EXERCISE INPUT =
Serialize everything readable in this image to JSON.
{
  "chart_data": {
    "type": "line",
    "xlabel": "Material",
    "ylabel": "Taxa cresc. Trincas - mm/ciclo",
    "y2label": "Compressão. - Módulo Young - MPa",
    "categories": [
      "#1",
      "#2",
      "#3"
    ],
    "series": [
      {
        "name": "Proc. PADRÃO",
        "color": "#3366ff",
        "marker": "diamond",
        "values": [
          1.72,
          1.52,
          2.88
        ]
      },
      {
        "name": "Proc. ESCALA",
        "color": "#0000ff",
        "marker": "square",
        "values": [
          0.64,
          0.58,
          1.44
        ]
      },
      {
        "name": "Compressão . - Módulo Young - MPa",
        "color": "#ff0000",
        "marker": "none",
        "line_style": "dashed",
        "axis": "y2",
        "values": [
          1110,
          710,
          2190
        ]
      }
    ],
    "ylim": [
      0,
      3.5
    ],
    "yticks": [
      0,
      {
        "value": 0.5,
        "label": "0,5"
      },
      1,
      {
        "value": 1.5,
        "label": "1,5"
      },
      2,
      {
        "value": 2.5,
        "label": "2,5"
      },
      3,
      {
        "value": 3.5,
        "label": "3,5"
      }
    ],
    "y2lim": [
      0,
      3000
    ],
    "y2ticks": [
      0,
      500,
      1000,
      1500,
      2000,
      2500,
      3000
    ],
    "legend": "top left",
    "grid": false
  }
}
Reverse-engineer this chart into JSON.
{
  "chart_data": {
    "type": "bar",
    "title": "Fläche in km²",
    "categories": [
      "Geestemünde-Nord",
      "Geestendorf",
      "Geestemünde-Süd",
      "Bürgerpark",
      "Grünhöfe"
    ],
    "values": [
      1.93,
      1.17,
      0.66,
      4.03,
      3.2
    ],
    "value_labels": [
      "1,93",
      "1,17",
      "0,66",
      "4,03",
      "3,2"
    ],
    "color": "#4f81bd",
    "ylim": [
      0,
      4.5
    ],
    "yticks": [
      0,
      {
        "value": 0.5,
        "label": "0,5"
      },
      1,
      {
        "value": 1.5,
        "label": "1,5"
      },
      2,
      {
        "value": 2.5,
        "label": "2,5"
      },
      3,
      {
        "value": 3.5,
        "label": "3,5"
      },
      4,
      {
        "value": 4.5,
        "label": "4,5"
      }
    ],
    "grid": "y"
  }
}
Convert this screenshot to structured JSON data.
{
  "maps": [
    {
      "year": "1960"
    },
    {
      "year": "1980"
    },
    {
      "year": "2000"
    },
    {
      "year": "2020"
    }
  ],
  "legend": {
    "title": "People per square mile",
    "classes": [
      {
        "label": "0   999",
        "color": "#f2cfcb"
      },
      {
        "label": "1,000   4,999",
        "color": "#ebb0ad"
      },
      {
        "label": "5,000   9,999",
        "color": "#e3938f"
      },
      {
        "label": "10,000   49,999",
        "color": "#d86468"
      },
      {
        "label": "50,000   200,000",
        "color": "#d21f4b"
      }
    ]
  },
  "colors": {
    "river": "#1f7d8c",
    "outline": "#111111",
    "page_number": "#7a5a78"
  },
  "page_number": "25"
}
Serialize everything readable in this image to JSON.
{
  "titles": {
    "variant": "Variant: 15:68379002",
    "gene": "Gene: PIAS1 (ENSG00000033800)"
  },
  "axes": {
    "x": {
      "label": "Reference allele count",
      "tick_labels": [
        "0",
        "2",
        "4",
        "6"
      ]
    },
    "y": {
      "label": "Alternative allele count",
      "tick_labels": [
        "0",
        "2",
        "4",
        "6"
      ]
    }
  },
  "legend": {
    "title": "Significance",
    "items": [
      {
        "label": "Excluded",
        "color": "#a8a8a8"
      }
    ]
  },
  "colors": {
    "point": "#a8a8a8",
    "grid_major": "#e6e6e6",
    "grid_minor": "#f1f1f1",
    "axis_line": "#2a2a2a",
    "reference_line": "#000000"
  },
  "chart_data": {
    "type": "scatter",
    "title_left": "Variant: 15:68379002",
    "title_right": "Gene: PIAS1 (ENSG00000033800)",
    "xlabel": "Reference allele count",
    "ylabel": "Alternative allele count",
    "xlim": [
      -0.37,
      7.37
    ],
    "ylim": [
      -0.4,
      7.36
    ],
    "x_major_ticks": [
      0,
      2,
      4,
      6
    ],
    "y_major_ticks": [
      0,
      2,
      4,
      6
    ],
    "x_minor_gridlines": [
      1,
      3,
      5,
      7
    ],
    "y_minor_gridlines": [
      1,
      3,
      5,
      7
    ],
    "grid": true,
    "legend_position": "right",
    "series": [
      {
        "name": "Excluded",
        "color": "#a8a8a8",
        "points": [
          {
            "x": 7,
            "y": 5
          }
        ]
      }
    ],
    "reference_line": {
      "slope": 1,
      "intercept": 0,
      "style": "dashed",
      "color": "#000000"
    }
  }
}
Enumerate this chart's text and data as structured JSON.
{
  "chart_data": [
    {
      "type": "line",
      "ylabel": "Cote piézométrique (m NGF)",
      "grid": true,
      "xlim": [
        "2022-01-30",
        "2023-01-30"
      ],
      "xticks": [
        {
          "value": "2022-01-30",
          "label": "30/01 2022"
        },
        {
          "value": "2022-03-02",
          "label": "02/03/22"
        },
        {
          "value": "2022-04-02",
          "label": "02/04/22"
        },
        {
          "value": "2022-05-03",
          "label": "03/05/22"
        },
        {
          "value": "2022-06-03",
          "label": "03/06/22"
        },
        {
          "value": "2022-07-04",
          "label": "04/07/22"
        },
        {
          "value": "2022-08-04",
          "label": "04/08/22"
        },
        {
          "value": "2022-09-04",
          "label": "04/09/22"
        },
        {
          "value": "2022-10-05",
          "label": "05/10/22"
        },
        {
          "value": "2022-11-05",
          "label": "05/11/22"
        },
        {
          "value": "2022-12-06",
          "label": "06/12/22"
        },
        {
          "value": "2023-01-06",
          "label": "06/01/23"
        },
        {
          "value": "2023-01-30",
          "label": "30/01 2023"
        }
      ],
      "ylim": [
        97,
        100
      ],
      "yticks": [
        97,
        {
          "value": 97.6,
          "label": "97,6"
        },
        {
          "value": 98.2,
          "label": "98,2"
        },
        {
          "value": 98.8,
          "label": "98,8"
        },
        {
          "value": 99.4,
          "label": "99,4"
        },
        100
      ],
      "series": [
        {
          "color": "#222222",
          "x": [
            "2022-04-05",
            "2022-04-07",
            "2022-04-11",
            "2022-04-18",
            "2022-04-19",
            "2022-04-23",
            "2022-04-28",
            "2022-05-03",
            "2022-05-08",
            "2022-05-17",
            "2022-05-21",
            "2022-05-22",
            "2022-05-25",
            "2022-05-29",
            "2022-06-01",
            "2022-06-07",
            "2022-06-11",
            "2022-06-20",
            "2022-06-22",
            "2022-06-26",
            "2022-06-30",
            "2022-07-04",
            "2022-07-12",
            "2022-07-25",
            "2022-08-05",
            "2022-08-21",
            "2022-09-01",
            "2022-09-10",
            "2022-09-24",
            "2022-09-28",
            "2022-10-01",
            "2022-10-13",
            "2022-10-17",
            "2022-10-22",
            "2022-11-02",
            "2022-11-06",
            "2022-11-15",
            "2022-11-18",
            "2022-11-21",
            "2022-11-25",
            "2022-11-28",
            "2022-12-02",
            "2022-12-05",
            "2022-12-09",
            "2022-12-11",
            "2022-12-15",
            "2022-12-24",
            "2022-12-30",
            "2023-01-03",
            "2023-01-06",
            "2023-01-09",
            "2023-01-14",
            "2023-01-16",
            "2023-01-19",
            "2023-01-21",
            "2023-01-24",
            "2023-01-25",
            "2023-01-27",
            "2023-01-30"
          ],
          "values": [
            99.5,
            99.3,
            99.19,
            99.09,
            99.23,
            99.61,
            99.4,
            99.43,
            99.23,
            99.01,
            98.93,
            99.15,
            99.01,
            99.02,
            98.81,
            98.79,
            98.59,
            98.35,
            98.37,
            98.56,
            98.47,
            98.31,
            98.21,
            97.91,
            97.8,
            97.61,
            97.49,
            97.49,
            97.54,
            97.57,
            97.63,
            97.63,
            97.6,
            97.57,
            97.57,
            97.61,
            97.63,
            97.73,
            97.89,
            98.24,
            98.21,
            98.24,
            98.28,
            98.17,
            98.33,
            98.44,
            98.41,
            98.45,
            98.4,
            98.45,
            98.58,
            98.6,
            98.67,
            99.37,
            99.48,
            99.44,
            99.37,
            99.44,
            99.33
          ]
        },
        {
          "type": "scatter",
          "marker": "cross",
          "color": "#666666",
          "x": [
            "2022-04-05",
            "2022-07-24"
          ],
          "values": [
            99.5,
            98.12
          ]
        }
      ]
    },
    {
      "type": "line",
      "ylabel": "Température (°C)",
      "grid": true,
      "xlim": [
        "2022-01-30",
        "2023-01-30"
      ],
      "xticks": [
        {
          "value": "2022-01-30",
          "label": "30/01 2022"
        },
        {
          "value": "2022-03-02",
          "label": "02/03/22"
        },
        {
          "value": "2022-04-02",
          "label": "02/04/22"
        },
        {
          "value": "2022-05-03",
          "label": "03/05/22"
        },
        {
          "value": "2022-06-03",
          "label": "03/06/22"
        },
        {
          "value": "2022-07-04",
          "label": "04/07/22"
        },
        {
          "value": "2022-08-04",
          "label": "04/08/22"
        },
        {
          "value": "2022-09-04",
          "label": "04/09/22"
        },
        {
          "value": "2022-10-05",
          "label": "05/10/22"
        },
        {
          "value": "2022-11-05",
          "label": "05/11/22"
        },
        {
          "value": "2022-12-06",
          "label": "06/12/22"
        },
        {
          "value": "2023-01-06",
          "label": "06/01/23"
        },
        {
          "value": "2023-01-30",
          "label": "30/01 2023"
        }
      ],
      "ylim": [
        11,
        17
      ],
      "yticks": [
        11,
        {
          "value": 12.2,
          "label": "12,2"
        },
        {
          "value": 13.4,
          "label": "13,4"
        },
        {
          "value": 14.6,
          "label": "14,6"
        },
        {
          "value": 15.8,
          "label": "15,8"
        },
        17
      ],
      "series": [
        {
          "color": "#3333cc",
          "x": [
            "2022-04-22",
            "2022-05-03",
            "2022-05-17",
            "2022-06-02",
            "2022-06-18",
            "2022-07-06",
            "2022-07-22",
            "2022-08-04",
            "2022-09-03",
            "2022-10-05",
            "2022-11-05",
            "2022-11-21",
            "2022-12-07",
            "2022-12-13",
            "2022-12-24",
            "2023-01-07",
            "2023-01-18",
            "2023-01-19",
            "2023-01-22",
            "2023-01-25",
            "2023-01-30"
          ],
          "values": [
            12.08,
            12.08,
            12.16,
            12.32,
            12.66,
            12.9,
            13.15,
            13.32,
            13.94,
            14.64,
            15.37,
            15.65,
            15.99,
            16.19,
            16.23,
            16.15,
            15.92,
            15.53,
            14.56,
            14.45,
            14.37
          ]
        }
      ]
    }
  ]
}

TASK STATEMENT = Extract each line holding the word "Compressão" from the records.

RESULT OF THE EXERCISE =
    "y2label": "Compressão. - Módulo Young - MPa",
        "name": "Compressão . - Módulo Young - MPa",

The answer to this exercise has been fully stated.